PROVIDED DATA:

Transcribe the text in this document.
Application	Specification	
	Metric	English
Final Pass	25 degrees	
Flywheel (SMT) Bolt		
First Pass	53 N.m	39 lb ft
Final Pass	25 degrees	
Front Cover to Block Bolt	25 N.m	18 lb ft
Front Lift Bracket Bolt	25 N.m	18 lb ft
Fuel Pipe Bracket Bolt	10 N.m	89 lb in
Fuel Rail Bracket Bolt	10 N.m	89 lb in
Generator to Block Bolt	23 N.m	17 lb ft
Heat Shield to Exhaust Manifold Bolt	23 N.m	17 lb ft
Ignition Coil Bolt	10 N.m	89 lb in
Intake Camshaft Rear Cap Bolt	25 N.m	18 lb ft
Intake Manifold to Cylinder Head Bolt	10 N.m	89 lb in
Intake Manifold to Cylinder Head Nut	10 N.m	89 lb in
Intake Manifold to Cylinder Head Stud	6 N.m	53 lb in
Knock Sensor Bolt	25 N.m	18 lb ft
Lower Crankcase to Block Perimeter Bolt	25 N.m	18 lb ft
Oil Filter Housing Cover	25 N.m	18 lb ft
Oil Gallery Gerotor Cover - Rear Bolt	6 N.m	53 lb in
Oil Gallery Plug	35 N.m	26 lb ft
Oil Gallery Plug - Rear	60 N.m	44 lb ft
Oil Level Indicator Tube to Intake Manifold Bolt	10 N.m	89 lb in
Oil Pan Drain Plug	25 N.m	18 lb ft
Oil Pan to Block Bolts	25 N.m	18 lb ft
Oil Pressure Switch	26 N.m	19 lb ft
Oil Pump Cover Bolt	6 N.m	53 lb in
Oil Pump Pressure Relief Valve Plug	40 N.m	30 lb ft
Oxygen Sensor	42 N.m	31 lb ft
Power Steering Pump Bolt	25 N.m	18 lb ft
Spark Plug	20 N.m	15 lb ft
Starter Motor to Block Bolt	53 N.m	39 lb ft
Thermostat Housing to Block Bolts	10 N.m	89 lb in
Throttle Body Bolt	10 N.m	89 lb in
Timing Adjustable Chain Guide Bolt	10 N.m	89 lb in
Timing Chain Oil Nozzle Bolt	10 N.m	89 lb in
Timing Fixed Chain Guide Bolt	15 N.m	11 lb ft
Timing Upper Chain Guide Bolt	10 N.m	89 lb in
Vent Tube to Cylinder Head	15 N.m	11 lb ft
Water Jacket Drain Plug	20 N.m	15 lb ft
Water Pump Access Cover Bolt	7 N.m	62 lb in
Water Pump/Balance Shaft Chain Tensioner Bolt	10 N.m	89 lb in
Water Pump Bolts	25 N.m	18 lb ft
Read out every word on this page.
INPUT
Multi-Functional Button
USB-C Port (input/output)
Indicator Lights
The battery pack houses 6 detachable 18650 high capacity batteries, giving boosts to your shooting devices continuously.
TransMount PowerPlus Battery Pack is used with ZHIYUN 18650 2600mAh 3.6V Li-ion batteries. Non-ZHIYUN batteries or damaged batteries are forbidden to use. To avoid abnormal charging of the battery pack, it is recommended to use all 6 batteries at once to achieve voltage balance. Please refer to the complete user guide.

WHAT IS NEEDED:
The entries above must be returned in full, exactly as shown.

TASK RESULT:
Transcribe the text in this document.
Application	Specification	
	Metric	English
Final Pass	25 degrees	
Flywheel (SMT) Bolt		
First Pass	53 N.m	39 lb ft
Final Pass	25 degrees	
Front Cover to Block Bolt	25 N.m	18 lb ft
Front Lift Bracket Bolt	25 N.m	18 lb ft
Fuel Pipe Bracket Bolt	10 N.m	89 lb in
Fuel Rail Bracket Bolt	10 N.m	89 lb in
Generator to Block Bolt	23 N.m	17 lb ft
Heat Shield to Exhaust Manifold Bolt	23 N.m	17 lb ft
Ignition Coil Bolt	10 N.m	89 lb in
Intake Camshaft Rear Cap Bolt	25 N.m	18 lb ft
Intake Manifold to Cylinder Head Bolt	10 N.m	89 lb in
Intake Manifold to Cylinder Head Nut	10 N.m	89 lb in
Intake Manifold to Cylinder Head Stud	6 N.m	53 lb in
Knock Sensor Bolt	25 N.m	18 lb ft
Lower Crankcase to Block Perimeter Bolt	25 N.m	18 lb ft
Oil Filter Housing Cover	25 N.m	18 lb ft
Oil Gallery Gerotor Cover - Rear Bolt	6 N.m	53 lb in
Oil Gallery Plug	35 N.m	26 lb ft
Oil Gallery Plug - Rear	60 N.m	44 lb ft
Oil Level Indicator Tube to Intake Manifold Bolt	10 N.m	89 lb in
Oil Pan Drain Plug	25 N.m	18 lb ft
Oil Pan to Block Bolts	25 N.m	18 lb ft
Oil Pressure Switch	26 N.m	19 lb ft
Oil Pump Cover Bolt	6 N.m	53 lb in
Oil Pump Pressure Relief Valve Plug	40 N.m	30 lb ft
Oxygen Sensor	42 N.m	31 lb ft
Power Steering Pump Bolt	25 N.m	18 lb ft
Spark Plug	20 N.m	15 lb ft
Starter Motor to Block Bolt	53 N.m	39 lb ft
Thermostat Housing to Block Bolts	10 N.m	89 lb in
Throttle Body Bolt	10 N.m	89 lb in
Timing Adjustable Chain Guide Bolt	10 N.m	89 lb in
Timing Chain Oil Nozzle Bolt	10 N.m	89 lb in
Timing Fixed Chain Guide Bolt	15 N.m	11 lb ft
Timing Upper Chain Guide Bolt	10 N.m	89 lb in
Vent Tube to Cylinder Head	15 N.m	11 lb ft
Water Jacket Drain Plug	20 N.m	15 lb ft
Water Pump Access Cover Bolt	7 N.m	62 lb in
Water Pump/Balance Shaft Chain Tensioner Bolt	10 N.m	89 lb in
Water Pump Bolts	25 N.m	18 lb ft
Read out every word on this page.
INPUT
Multi-Functional Button
USB-C Port (input/output)
Indicator Lights
The battery pack houses 6 detachable 18650 high capacity batteries, giving boosts to your shooting devices continuously.
TransMount PowerPlus Battery Pack is used with ZHIYUN 18650 2600mAh 3.6V Li-ion batteries. Non-ZHIYUN batteries or damaged batteries are forbidden to use. To avoid abnormal charging of the battery pack, it is recommended to use all 6 batteries at once to achieve voltage balance. Please refer to the complete user guide.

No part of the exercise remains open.